Dataset excerpt -
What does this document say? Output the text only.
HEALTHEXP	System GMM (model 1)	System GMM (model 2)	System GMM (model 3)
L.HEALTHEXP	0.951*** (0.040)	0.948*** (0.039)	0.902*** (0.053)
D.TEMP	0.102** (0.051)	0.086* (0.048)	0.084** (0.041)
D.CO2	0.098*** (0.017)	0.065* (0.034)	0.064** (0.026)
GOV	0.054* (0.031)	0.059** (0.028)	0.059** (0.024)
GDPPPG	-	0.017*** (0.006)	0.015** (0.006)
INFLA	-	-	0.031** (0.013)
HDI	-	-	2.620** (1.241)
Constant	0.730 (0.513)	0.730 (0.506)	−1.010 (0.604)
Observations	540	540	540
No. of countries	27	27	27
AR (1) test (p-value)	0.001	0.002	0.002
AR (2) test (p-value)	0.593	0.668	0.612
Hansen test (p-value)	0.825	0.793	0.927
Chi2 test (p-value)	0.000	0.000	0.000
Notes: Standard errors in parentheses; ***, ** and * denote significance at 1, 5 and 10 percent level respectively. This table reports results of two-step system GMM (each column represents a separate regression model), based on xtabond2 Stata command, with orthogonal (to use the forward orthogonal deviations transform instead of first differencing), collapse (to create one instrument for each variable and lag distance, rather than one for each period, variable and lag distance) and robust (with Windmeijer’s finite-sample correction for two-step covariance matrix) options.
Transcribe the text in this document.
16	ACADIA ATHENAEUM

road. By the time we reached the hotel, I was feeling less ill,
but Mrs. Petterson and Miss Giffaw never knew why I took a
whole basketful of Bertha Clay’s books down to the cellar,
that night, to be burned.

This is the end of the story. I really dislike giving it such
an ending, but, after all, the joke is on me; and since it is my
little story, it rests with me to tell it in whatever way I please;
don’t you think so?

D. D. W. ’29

YOUR GOAL -
Extract the complete data, matching each line exactly.

REPLY -
What does this document say? Output the text only.
HEALTHEXP	System GMM (model 1)	System GMM (model 2)	System GMM (model 3)
L.HEALTHEXP	0.951*** (0.040)	0.948*** (0.039)	0.902*** (0.053)
D.TEMP	0.102** (0.051)	0.086* (0.048)	0.084** (0.041)
D.CO2	0.098*** (0.017)	0.065* (0.034)	0.064** (0.026)
GOV	0.054* (0.031)	0.059** (0.028)	0.059** (0.024)
GDPPPG	-	0.017*** (0.006)	0.015** (0.006)
INFLA	-	-	0.031** (0.013)
HDI	-	-	2.620** (1.241)
Constant	0.730 (0.513)	0.730 (0.506)	−1.010 (0.604)
Observations	540	540	540
No. of countries	27	27	27
AR (1) test (p-value)	0.001	0.002	0.002
AR (2) test (p-value)	0.593	0.668	0.612
Hansen test (p-value)	0.825	0.793	0.927
Chi2 test (p-value)	0.000	0.000	0.000
Notes: Standard errors in parentheses; ***, ** and * denote significance at 1, 5 and 10 percent level respectively. This table reports results of two-step system GMM (each column represents a separate regression model), based on xtabond2 Stata command, with orthogonal (to use the forward orthogonal deviations transform instead of first differencing), collapse (to create one instrument for each variable and lag distance, rather than one for each period, variable and lag distance) and robust (with Windmeijer’s finite-sample correction for two-step covariance matrix) options.
Transcribe the text in this document.
16	ACADIA ATHENAEUM

road. By the time we reached the hotel, I was feeling less ill,
but Mrs. Petterson and Miss Giffaw never knew why I took a
whole basketful of Bertha Clay’s books down to the cellar,
that night, to be burned.

This is the end of the story. I really dislike giving it such
an ending, but, after all, the joke is on me; and since it is my
little story, it rests with me to tell it in whatever way I please;
don’t you think so?

D. D. W. ’29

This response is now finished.